◆ **Stated task**
Pictures aside, quote the whole listing exactly.

***** Material shown *****

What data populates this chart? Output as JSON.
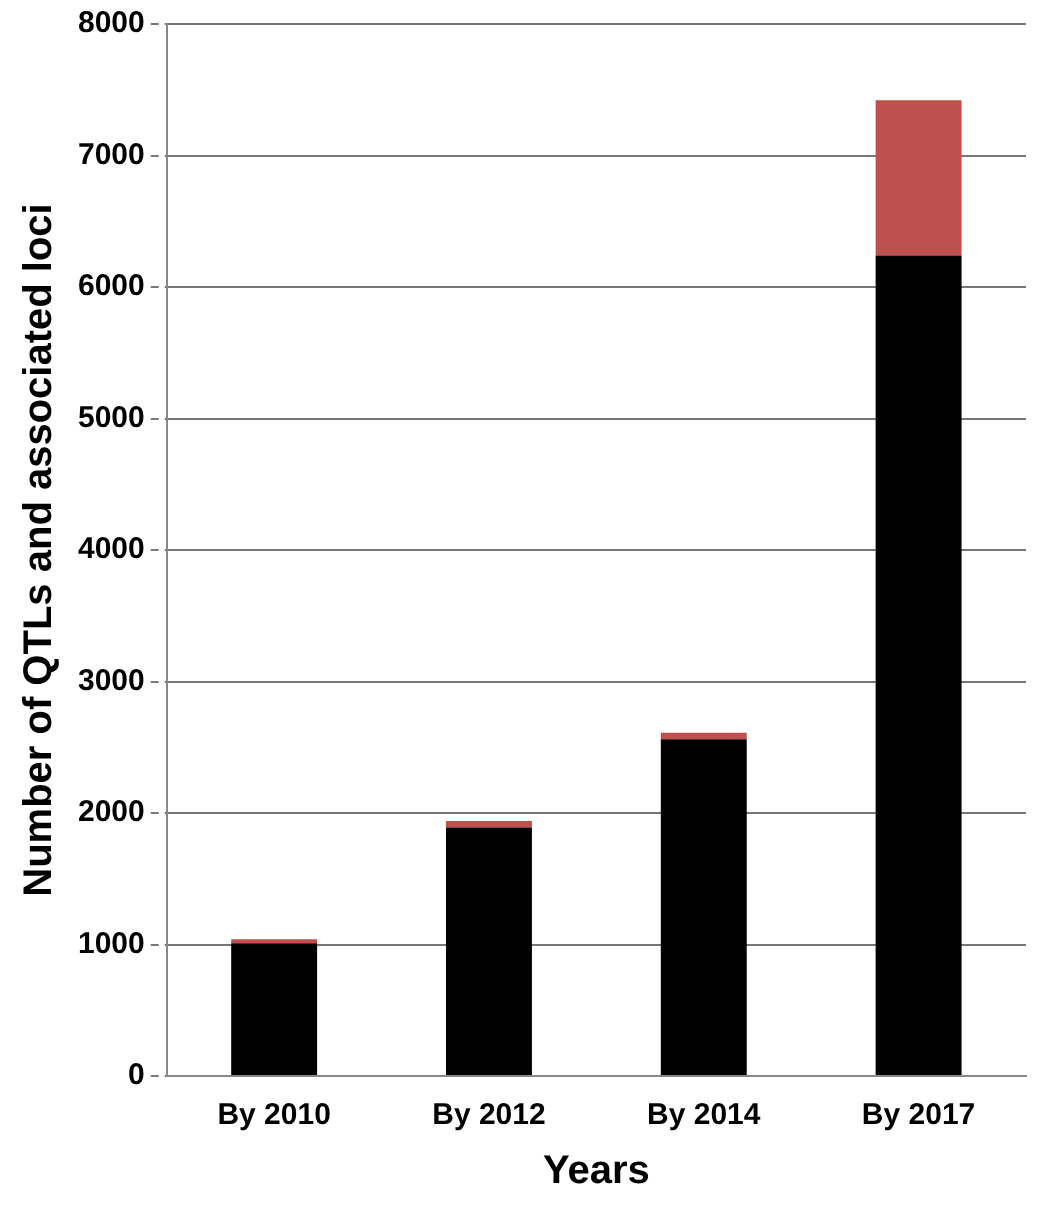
{
  "chart_data": {
    "type": "bar",
    "stacked": true,
    "xlabel": "Years",
    "ylabel": "Number of QTLs and associated loci",
    "categories": [
      "By 2010",
      "By 2012",
      "By 2014",
      "By 2017"
    ],
    "series": [
      {
        "color": "#000000",
        "values": [
          1010,
          1890,
          2560,
          6240
        ]
      },
      {
        "color": "#c0504d",
        "values": [
          30,
          50,
          50,
          1180
        ]
      }
    ],
    "ylim": [
      0,
      8000
    ],
    "yticks": [
      0,
      1000,
      2000,
      3000,
      4000,
      5000,
      6000,
      7000,
      8000
    ],
    "grid": "y",
    "line_style": "dashed",
    "legend": false
  }
}
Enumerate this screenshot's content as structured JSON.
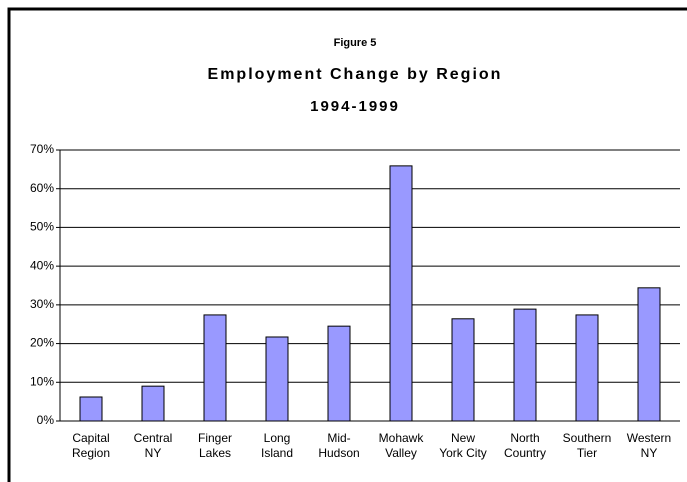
{
  "chart_data": {
    "type": "bar",
    "figure_label": "Figure 5",
    "title": "Employment Change by Region",
    "subtitle": "1994-1999",
    "categories": [
      "Capital\nRegion",
      "Central\nNY",
      "Finger\nLakes",
      "Long\nIsland",
      "Mid-\nHudson",
      "Mohawk\nValley",
      "New\nYork City",
      "North\nCountry",
      "Southern\nTier",
      "Western\nNY"
    ],
    "values": [
      6.2,
      9.0,
      27.4,
      21.7,
      24.5,
      65.9,
      26.4,
      28.9,
      27.4,
      34.4
    ],
    "color": "#9999ff",
    "ylim": [
      0,
      70
    ],
    "yticks": [
      {
        "value": 0,
        "label": "0%"
      },
      {
        "value": 10,
        "label": "10%"
      },
      {
        "value": 20,
        "label": "20%"
      },
      {
        "value": 30,
        "label": "30%"
      },
      {
        "value": 40,
        "label": "40%"
      },
      {
        "value": 50,
        "label": "50%"
      },
      {
        "value": 60,
        "label": "60%"
      },
      {
        "value": 70,
        "label": "70%"
      }
    ],
    "grid": true
  }
}
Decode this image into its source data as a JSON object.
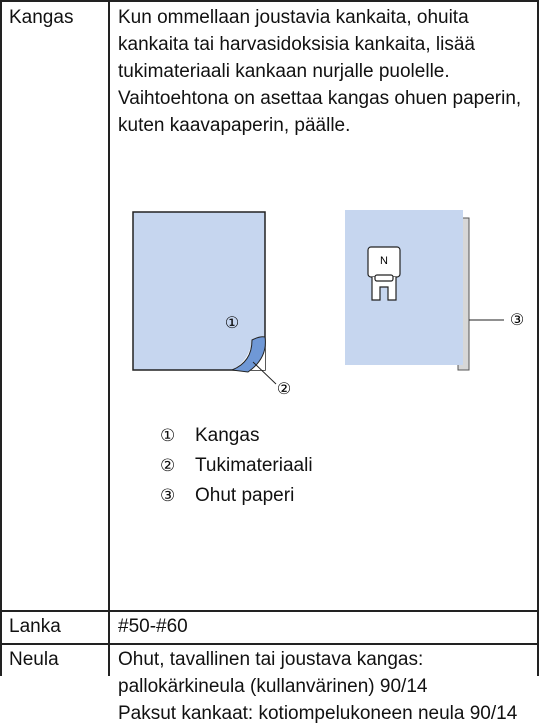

*****

◆ **Written answer**
What data populates this chart? Output as JSON.
{
  "chart_data": {
    "type": "bar",
    "stacked": true,
    "xlabel": "Years",
    "ylabel": "Number of QTLs and associated loci",
    "categories": [
      "By 2010",
      "By 2012",
      "By 2014",
      "By 2017"
    ],
    "series": [
      {
        "color": "#000000",
        "values": [
          1010,
          1890,
          2560,
          6240
        ]
      },
      {
        "color": "#c0504d",
        "values": [
          30,
          50,
          50,
          1180
        ]
      }
    ],
    "ylim": [
      0,
      8000
    ],
    "yticks": [
      0,
      1000,
      2000,
      3000,
      4000,
      5000,
      6000,
      7000,
      8000
    ],
    "grid": "y",
    "line_style": "dashed",
    "legend": false
  }
}
Enumerate this screenshot's content as structured JSON.
{
  "chart_data": {
    "type": "bar",
    "figure_label": "Figure 5",
    "title": "Employment Change by Region",
    "subtitle": "1994-1999",
    "categories": [
      "Capital\nRegion",
      "Central\nNY",
      "Finger\nLakes",
      "Long\nIsland",
      "Mid-\nHudson",
      "Mohawk\nValley",
      "New\nYork City",
      "North\nCountry",
      "Southern\nTier",
      "Western\nNY"
    ],
    "values": [
      6.2,
      9.0,
      27.4,
      21.7,
      24.5,
      65.9,
      26.4,
      28.9,
      27.4,
      34.4
    ],
    "color": "#9999ff",
    "ylim": [
      0,
      70
    ],
    "yticks": [
      {
        "value": 0,
        "label": "0%"
      },
      {
        "value": 10,
        "label": "10%"
      },
      {
        "value": 20,
        "label": "20%"
      },
      {
        "value": 30,
        "label": "30%"
      },
      {
        "value": 40,
        "label": "40%"
      },
      {
        "value": 50,
        "label": "50%"
      },
      {
        "value": 60,
        "label": "60%"
      },
      {
        "value": 70,
        "label": "70%"
      }
    ],
    "grid": true
  }
}
Decode this image into its source data as a JSON object.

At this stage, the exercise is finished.